> [Passage to read]:
╔══

Critique on Kaplan's "The Comming Anarchy"

Robert Kaplan predicted in his book “The Coming Anarchy” that the dystrophic scenario from the Road Warrior was a prelude to what would eventually encompass us globally.   “Their world crumbled.   The cities exploded.   A whirlwind of looting, a firestorm of fear.   Men began to feed on men.   On the roads it was a white line nightmare.   Only those mobile enough to scavenge, brutal enough to pillage would survive.”   (Mad Max 2: The Road Warrior, (1981) Quotes)   Fortunately, Kaplan’s thesis, based on his observations regarding West Africa, was incorrect.
    Kaplan warned that West Africa’s ungoverned spaces, disease-ridden slums, weak borders, and impoverished masses, was a look into the future of the planet.   Where Kaplan fall short in his notion that nation-states will dissolve into tribal enclaves and the lack of the United States policy in West Africa will add to this worldwide decline.   Kaplan failed to predict that increases in the re-establishment along with the political power growth of nation-states in West Africa would stabilize that region; and that change in United States policies to combating issues in West Africa would mitigate his global anarchy hypothesis.

╚══

> [Work to complete]:
[a] In the Kaplan critique, which region were Kaplan's observations about?
[b] Extend the Kaplan critique, picking up right after its last sentence.

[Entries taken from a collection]
╔══

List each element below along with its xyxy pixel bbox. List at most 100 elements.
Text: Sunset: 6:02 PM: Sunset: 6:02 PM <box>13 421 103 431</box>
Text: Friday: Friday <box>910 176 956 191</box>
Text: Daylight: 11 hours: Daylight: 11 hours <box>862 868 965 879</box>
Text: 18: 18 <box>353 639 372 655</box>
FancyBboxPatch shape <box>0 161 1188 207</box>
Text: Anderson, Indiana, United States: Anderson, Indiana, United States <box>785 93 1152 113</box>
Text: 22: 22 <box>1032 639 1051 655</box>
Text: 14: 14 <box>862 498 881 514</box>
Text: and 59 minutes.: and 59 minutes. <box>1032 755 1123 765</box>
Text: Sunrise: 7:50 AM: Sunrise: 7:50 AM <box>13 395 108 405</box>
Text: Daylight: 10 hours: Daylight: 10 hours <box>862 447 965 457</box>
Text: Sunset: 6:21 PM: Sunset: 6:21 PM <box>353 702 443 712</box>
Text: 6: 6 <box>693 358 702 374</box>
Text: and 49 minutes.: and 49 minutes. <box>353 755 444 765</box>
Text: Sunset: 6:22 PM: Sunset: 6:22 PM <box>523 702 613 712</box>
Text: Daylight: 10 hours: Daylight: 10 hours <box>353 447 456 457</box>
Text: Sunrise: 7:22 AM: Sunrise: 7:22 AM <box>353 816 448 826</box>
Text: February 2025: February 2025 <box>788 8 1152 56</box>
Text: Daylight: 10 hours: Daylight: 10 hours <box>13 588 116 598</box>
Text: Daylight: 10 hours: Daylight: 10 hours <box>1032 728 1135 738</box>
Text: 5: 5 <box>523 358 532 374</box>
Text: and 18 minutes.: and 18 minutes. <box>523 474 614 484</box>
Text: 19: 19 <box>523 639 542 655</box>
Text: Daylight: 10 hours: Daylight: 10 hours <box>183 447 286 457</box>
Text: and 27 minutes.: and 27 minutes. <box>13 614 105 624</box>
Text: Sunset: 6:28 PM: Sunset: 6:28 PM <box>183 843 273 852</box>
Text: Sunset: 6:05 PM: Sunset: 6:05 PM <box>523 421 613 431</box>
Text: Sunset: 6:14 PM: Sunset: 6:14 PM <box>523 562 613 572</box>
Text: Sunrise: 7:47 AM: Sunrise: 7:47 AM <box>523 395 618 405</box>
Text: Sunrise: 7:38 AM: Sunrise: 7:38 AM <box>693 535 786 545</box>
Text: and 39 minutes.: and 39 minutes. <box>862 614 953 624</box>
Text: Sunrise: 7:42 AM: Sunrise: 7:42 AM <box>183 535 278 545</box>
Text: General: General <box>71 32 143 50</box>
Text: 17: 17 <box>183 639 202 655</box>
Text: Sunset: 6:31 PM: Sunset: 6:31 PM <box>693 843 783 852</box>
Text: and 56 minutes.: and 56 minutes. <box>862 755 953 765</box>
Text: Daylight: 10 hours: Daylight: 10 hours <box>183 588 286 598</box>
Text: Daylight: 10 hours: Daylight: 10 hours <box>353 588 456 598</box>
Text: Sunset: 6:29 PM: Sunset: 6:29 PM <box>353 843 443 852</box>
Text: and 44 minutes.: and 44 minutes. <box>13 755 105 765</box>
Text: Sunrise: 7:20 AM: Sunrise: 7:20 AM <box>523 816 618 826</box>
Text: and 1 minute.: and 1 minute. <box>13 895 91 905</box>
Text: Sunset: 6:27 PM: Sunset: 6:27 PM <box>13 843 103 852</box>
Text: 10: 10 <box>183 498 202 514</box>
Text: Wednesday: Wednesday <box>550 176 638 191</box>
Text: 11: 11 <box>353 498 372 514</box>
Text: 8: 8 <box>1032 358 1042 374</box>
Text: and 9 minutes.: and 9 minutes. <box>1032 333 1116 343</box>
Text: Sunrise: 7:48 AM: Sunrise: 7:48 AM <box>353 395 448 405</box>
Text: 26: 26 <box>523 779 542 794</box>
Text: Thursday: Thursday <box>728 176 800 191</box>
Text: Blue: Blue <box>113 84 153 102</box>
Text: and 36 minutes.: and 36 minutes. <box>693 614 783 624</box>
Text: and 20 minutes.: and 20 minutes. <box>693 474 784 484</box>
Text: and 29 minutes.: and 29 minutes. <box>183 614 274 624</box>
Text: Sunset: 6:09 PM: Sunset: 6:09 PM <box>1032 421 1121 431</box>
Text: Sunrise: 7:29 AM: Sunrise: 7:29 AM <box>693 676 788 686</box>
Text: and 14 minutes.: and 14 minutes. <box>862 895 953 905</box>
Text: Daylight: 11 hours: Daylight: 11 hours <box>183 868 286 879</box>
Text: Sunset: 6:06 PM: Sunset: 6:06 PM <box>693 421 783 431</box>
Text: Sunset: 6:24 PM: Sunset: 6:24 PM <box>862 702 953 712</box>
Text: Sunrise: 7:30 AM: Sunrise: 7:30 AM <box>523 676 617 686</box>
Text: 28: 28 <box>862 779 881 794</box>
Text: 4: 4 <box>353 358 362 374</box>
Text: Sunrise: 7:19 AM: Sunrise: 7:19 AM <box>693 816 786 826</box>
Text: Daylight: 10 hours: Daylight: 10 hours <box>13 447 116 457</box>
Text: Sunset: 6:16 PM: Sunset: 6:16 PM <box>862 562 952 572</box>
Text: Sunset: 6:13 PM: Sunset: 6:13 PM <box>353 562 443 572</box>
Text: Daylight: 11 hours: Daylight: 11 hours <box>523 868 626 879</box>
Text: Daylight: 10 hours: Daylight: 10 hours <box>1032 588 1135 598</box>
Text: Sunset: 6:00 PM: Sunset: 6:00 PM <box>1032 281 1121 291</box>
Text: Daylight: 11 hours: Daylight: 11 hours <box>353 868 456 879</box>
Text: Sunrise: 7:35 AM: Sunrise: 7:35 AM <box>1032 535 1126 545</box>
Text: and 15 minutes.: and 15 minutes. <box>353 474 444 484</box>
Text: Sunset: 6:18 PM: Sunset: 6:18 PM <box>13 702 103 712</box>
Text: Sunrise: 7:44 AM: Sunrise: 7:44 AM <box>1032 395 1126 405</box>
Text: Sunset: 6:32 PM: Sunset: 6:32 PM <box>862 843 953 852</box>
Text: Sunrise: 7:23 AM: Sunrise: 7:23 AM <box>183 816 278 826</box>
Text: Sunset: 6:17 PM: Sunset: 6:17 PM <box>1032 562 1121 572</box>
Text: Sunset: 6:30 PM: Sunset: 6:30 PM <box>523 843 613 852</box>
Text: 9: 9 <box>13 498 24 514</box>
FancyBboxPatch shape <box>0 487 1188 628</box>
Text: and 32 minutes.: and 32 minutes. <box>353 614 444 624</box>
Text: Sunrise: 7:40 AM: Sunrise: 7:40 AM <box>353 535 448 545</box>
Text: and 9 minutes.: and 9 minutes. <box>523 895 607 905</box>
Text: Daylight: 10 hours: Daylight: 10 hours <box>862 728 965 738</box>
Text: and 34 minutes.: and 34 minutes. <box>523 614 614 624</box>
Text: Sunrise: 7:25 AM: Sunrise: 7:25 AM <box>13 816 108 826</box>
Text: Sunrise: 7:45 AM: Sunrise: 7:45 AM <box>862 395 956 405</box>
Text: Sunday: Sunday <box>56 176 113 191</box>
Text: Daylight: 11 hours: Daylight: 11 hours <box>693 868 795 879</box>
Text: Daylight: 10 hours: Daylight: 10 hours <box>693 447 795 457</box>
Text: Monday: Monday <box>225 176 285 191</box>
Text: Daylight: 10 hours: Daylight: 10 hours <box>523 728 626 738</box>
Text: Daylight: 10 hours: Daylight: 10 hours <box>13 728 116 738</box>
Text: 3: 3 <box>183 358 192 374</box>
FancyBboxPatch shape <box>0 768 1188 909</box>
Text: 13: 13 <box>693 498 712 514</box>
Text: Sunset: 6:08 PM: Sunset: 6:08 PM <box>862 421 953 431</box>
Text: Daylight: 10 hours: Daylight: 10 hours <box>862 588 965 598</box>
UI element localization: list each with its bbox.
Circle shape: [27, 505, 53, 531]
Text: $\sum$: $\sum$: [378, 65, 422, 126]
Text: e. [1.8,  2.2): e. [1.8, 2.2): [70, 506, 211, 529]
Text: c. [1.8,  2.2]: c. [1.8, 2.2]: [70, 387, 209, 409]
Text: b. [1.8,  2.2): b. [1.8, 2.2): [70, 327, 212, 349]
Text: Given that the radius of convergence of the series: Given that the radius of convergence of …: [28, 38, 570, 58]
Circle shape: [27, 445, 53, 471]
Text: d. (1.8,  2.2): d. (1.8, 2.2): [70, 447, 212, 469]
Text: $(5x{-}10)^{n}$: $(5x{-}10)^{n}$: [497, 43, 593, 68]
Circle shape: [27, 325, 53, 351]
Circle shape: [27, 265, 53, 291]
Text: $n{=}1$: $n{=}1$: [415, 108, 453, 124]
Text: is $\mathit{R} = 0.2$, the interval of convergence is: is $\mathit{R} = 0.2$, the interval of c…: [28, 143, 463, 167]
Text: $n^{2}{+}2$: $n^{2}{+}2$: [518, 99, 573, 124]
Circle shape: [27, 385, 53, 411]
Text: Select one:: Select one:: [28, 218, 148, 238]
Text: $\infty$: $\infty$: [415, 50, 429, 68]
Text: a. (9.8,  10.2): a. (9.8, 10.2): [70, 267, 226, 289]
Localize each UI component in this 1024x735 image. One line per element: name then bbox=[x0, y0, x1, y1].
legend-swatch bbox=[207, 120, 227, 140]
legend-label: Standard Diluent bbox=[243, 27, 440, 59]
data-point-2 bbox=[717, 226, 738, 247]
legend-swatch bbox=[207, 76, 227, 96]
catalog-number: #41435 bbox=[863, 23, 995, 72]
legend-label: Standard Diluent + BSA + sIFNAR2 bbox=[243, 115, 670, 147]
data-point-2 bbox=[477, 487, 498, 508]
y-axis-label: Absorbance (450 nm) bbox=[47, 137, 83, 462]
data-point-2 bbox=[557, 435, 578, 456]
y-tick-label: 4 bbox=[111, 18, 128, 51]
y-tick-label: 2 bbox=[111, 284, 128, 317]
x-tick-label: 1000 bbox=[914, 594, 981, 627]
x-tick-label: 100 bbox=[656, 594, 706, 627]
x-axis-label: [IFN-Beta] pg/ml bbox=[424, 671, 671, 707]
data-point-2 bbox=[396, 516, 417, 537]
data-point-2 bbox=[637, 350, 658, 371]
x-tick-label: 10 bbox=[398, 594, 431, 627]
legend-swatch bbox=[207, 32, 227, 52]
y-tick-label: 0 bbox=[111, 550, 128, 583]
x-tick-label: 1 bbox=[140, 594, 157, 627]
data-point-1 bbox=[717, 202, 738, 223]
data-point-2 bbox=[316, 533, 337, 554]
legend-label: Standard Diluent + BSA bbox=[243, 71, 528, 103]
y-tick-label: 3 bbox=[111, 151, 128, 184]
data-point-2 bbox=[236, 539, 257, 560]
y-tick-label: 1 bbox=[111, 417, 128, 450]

╚══

> [Responses in order]:
[a] West Africa

[b]
    When Kaplan wrote this hypothesis in 1994, he concluded that places like Sierra Leone where  
a microcosm of what is occurring, albeit in a more tempered and gradual manner, throughout West Africa and much of the underdeveloped world: the withering away of central governments, the rise of tribal and regional domains, the unchecked spread of     disease, and the growing pervasiveness of war (Kaplan, 1994)
What Kaplan failed to envision was that these nation states, no matter how they were formed, would reach a point where they would emerge from the chaos of civil war and strife to become not only a stable government, but one which functions as a nation-state.   And that the de-colonialization that took place in Africa, starting in 1945, and the subsequent struggles faced by those...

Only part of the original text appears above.